▶ _Document segment_

########

Anyway, getting back to the story, this gal is telling the parents, don’t just hand your kids money, make them earn it, save it and when they save it then they can go buy something. Then they save more and they go buy something. But they kind of miss the whole boat here. What we should be teaching our kids is to save their money but maybe spend a little but invest or really save it because saving it means you saved it. It’s not saving money to pile it up for 3, 4 or 5 weeks or months and then go spend it. That’s not saving. That’s not investing. That’s just putting it on the side until you’re ready to go buy something. And so, we’re really not doing our kids a very good service if we don’t teach them that holding on to that money to save it, to invest it for the long haul is really what saving is all about.
Again, if we go back to the debtor and the saver, they both end up at the same place. The debtor digs holes, gets out; digs holes; gets out; digs holes; gets out. The saver builds up, goes down; builds up, spends it; builds up, spends it. But they’re both at the end back at ground zero. They never got anywhere. We need that saver to save and to invest and to put some money away so that they got something to show for it other than like I say that one or two items that they might have left, as everything else has depreciated, become worthless and been replaced. So it just really doesn’t make sense.

########

▶ _Dataset records_
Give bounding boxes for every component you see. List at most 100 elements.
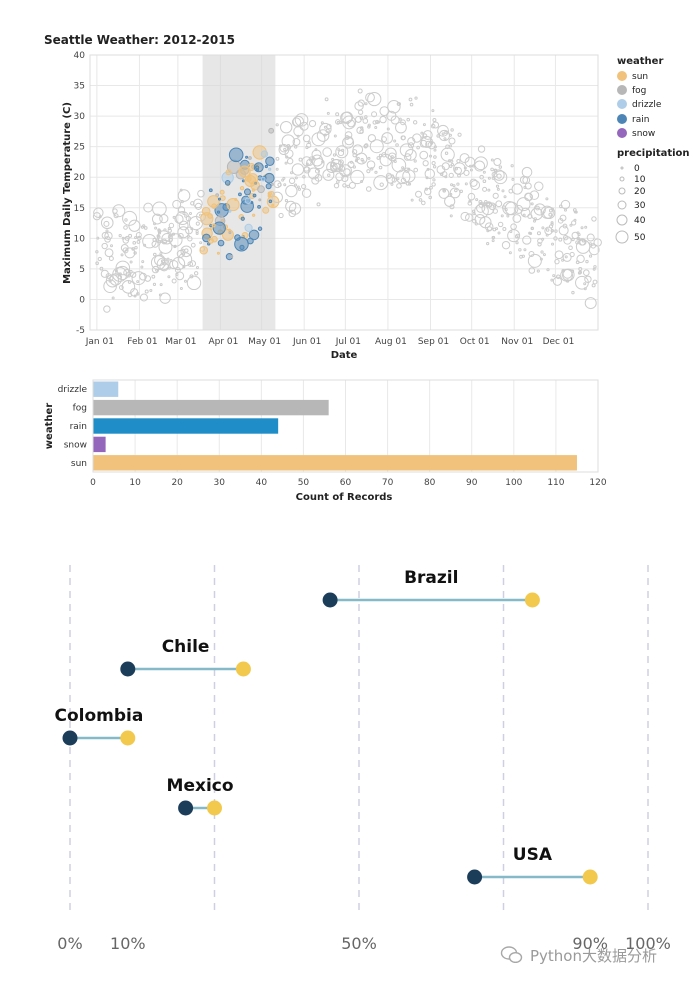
- scatter-point: [452, 184, 456, 188]
- scatter-y-tick-label: 15: [74, 204, 85, 214]
- scatter-point: [491, 239, 495, 243]
- legend-size-20: 20: [618, 187, 646, 197]
- scatter-point: [520, 207, 531, 218]
- scatter-point: [336, 120, 340, 124]
- scatter-point: [510, 223, 517, 230]
- scatter-point: [575, 275, 589, 290]
- legend-item-fog[interactable]: fog: [617, 85, 646, 96]
- scatter-point: [209, 223, 213, 228]
- scatter-point: [174, 266, 181, 273]
- brush-selection[interactable]: [202, 55, 276, 330]
- scatter-point: [444, 195, 456, 207]
- scatter-point: [419, 150, 429, 160]
- scatter-point: [286, 157, 294, 165]
- scatter-point: [495, 184, 500, 188]
- scatter-point: [562, 252, 572, 262]
- scatter-point: [449, 214, 453, 218]
- scatter-point: [351, 149, 358, 155]
- bar-x-tick-label: 90: [466, 478, 478, 488]
- dumbbell-end-dot-mexico: [207, 800, 222, 816]
- scatter-point: [285, 155, 289, 159]
- legend-item-rain[interactable]: rain: [617, 114, 649, 125]
- scatter-point: [456, 182, 460, 186]
- scatter-point: [472, 212, 476, 216]
- scatter-point: [212, 221, 226, 235]
- scatter-point: [323, 133, 327, 137]
- legend-size-swatch-0: [620, 166, 624, 170]
- scatter-point: [432, 165, 437, 169]
- scatter-point: [131, 247, 135, 251]
- scatter-point: [379, 115, 387, 124]
- scatter-point: [339, 168, 343, 172]
- legend-label-rain: rain: [632, 115, 649, 125]
- scatter-point: [130, 271, 137, 278]
- legend-size-10: 10: [619, 175, 646, 185]
- scatter-point: [450, 163, 454, 167]
- legend-item-sun[interactable]: sun: [617, 71, 648, 82]
- legend-swatch-fog: [617, 85, 627, 95]
- scatter-point: [151, 213, 163, 225]
- bar-x-tick-label: 0: [90, 478, 96, 488]
- scatter-point: [359, 129, 364, 134]
- scatter-points: [92, 88, 602, 313]
- scatter-point: [246, 237, 254, 245]
- scatter-point: [479, 174, 484, 180]
- scatter-point: [307, 141, 311, 145]
- scatter-point: [433, 148, 437, 152]
- scatter-point: [335, 112, 340, 117]
- legend-size-label-20: 20: [634, 187, 646, 197]
- scatter-point: [420, 131, 424, 135]
- scatter-point: [364, 143, 369, 148]
- scatter-point: [320, 121, 324, 125]
- scatter-point: [180, 245, 193, 258]
- scatter-point: [364, 115, 368, 119]
- scatter-point: [474, 156, 488, 171]
- scatter-point: [337, 148, 341, 152]
- bar-x-tick-label: 50: [298, 478, 310, 488]
- scatter-frame: [89, 54, 599, 331]
- bar-x-tick-label: 10: [129, 478, 141, 488]
- scatter-point: [166, 257, 170, 261]
- scatter-point: [412, 133, 422, 143]
- scatter-point: [592, 267, 596, 271]
- wechat-icon: [500, 946, 523, 964]
- scatter-point: [365, 92, 375, 103]
- scatter-point: [574, 210, 578, 214]
- scatter-point: [523, 248, 527, 252]
- scatter-point: [289, 171, 293, 175]
- scatter-point: [294, 113, 309, 127]
- bar-snow: [93, 436, 106, 453]
- scatter-point: [327, 173, 331, 177]
- legend-item-drizzle[interactable]: drizzle: [617, 99, 662, 110]
- scatter-point: [211, 235, 218, 243]
- scatter-point: [129, 260, 133, 264]
- scatter-point: [311, 176, 320, 185]
- bar-y-tick-label: rain: [70, 422, 87, 432]
- scatter-point: [497, 231, 501, 235]
- scatter-point: [515, 241, 519, 245]
- scatter-point: [373, 175, 389, 191]
- scatter-point: [172, 199, 182, 209]
- scatter-point: [459, 153, 470, 164]
- scatter-point: [486, 226, 493, 232]
- scatter-point: [491, 235, 496, 240]
- scatter-point: [207, 242, 211, 246]
- scatter-point: [448, 137, 456, 145]
- scatter-point: [501, 205, 506, 210]
- scatter-point: [260, 176, 266, 182]
- scatter-point: [502, 226, 507, 231]
- legend-item-snow[interactable]: snow: [617, 128, 655, 139]
- bar-x-tick-label: 120: [589, 478, 606, 488]
- scatter-point: [478, 199, 483, 204]
- scatter-point: [548, 212, 553, 217]
- scatter-point: [501, 189, 505, 193]
- scatter-point: [468, 164, 472, 168]
- scatter-point: [539, 257, 543, 261]
- scatter-y-tick-label: 0: [79, 295, 85, 305]
- scatter-point: [576, 254, 585, 264]
- scatter-point: [346, 184, 350, 189]
- dumbbell-x-tick-label: 100%: [625, 934, 671, 953]
- scatter-point: [413, 167, 419, 173]
- scatter-point: [177, 189, 191, 202]
- scatter-point: [407, 137, 416, 146]
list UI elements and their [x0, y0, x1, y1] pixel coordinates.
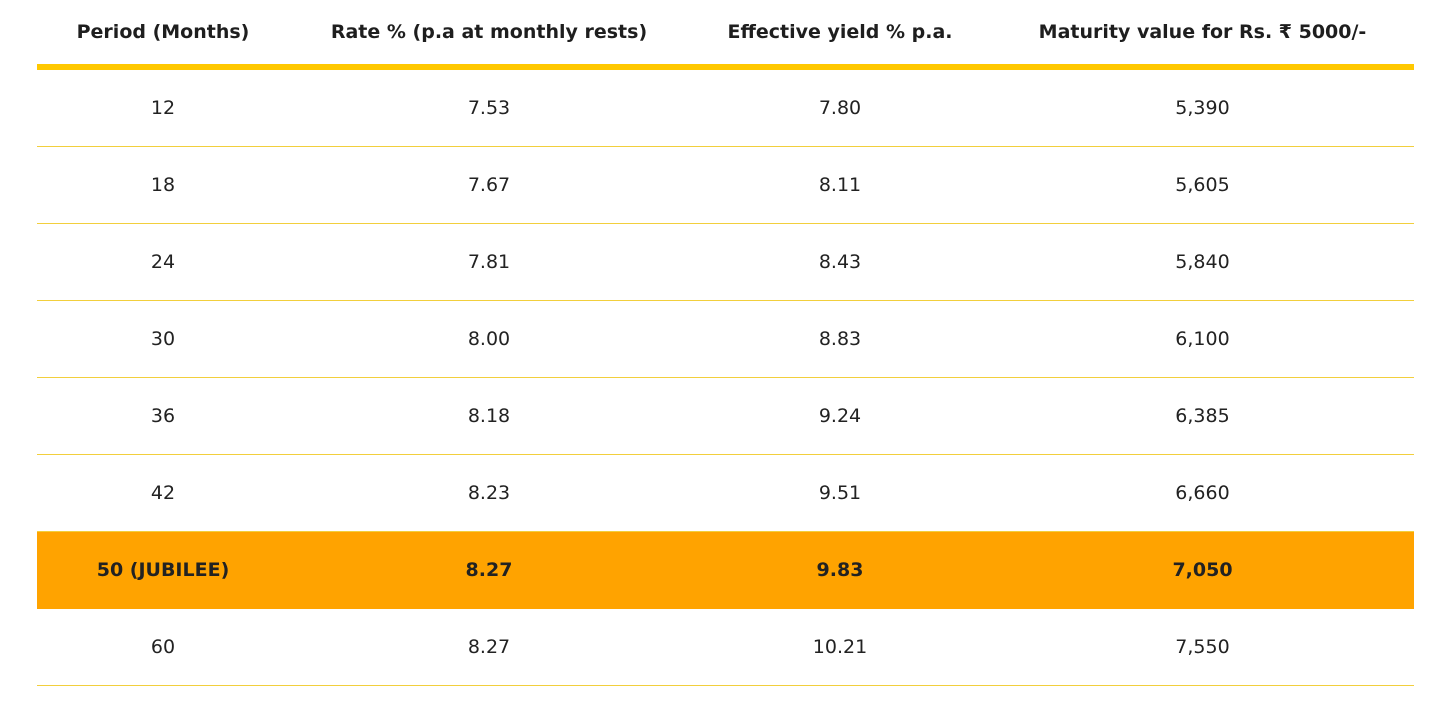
- cell-rate: 7.53: [289, 67, 689, 147]
- table-row: 24 7.81 8.43 5,840: [37, 223, 1414, 301]
- cell-rate: 8.18: [289, 377, 689, 455]
- table-row-highlighted-jubilee: 50 (JUBILEE) 8.27 9.83 7,050: [37, 531, 1414, 609]
- cell-period: 42: [37, 454, 289, 532]
- cell-yield: 9.83: [689, 531, 991, 609]
- cell-yield: 8.11: [689, 146, 991, 224]
- cell-rate: 8.27: [289, 531, 689, 609]
- cell-yield: 8.43: [689, 223, 991, 301]
- table-row: 60 8.27 10.21 7,550: [37, 608, 1414, 686]
- fd-rates-table: Period (Months) Rate % (p.a at monthly r…: [37, 0, 1414, 686]
- cell-period: 60: [37, 608, 289, 686]
- fd-rates-table-container: Period (Months) Rate % (p.a at monthly r…: [37, 0, 1414, 686]
- cell-maturity: 5,605: [991, 146, 1414, 224]
- cell-maturity: 6,660: [991, 454, 1414, 532]
- cell-yield: 9.24: [689, 377, 991, 455]
- cell-period: 30: [37, 300, 289, 378]
- table-row: 30 8.00 8.83 6,100: [37, 300, 1414, 378]
- cell-period: 50 (JUBILEE): [37, 531, 289, 609]
- table-row: 42 8.23 9.51 6,660: [37, 454, 1414, 532]
- cell-period: 36: [37, 377, 289, 455]
- cell-rate: 8.23: [289, 454, 689, 532]
- cell-yield: 9.51: [689, 454, 991, 532]
- cell-maturity: 7,550: [991, 608, 1414, 686]
- cell-rate: 8.00: [289, 300, 689, 378]
- cell-yield: 10.21: [689, 608, 991, 686]
- cell-maturity: 5,390: [991, 67, 1414, 147]
- table-header-row: Period (Months) Rate % (p.a at monthly r…: [37, 0, 1414, 70]
- table-row: 18 7.67 8.11 5,605: [37, 146, 1414, 224]
- cell-rate: 7.67: [289, 146, 689, 224]
- table-row: 36 8.18 9.24 6,385: [37, 377, 1414, 455]
- header-rate: Rate % (p.a at monthly rests): [289, 0, 689, 70]
- header-period: Period (Months): [37, 0, 289, 70]
- header-effective-yield: Effective yield % p.a.: [689, 0, 991, 70]
- cell-maturity: 5,840: [991, 223, 1414, 301]
- cell-maturity: 6,385: [991, 377, 1414, 455]
- table-row: 12 7.53 7.80 5,390: [37, 67, 1414, 147]
- cell-period: 12: [37, 67, 289, 147]
- cell-yield: 8.83: [689, 300, 991, 378]
- cell-period: 18: [37, 146, 289, 224]
- cell-period: 24: [37, 223, 289, 301]
- cell-yield: 7.80: [689, 67, 991, 147]
- cell-maturity: 6,100: [991, 300, 1414, 378]
- cell-rate: 8.27: [289, 608, 689, 686]
- header-maturity-value: Maturity value for Rs. ₹ 5000/-: [991, 0, 1414, 70]
- cell-maturity: 7,050: [991, 531, 1414, 609]
- cell-rate: 7.81: [289, 223, 689, 301]
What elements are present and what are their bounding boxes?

########

▶ _Exercise tasks_
1. In the passage on saving and investing money, list what the text says has happened to everything other than the one or two items a saver might have left.
2. Write a continuation of the passage on saving and investing money, beginning after its final sentence.
The data were drawn from a separate source.

▶ _Task-by-task answers_
1.
- Depreciated
- Become worthless
- Been replaced

2.
So what if we taught our kids to, “Hey! When you go out and you earned some money, how about you save 10 or 20 or 50% of that? Earn 10 bucks. Save half of it. Invest half of it. Earn 20 bucks, save 10. Whatever that percentage is that you feel comfortable with your child but then let him actually see what’s going on out there with their investments as they save it and they build it and they grow it and maybe, we can change a little of what America probably struggles with most, and that is money, saving and investing. We tend to save the least amount even in our 401(k)s. It’s really interesting. There’s a study done that people save the least that they have to and they go for the greatest amount of return so that they can actually save less. And unfortunately, those great of returns have not necessarily panned out over a 2 or 3 decade period of time.
But let me just ran a couple of numbers pass to you. Let’s say, we’ll just take, little Johnny is 12 years old and he has a way to go out and earn some money or again maybe it is an allowance, maybe it’s working around the house, making his bed, cleaning his room, helping with the dishes, taking the garbage out, mowing the lawn, whatever that might be, so that they can get an allowance and have a little responsibility with his money. As they get older, again they might be able to go mow the neighbors’ lawn or to go wash the neighbors’ windows and you never know.
But let’s just say that Johnny is 12 years old now. Old enough to maybe make $40 or $50 a month. I don’t know. Somewhere in there. But let’s just say he could save $25 a month from ages 12-18. Okay, so just those short 6 years and then from 18-23, he got little bit better job. Maybe he’s working fulltime as well as going to school and now he can save 50 bucks a month. So he saves 25 bucks a month for a while and now he’s been able to save 50 bucks a month. And let’s just say he can do that through, I don’t know, age 22 or 23. And then after age 23, he’s starting to get into a little more gainful employment and now he can save $250 a month and he does that for the next 20 years.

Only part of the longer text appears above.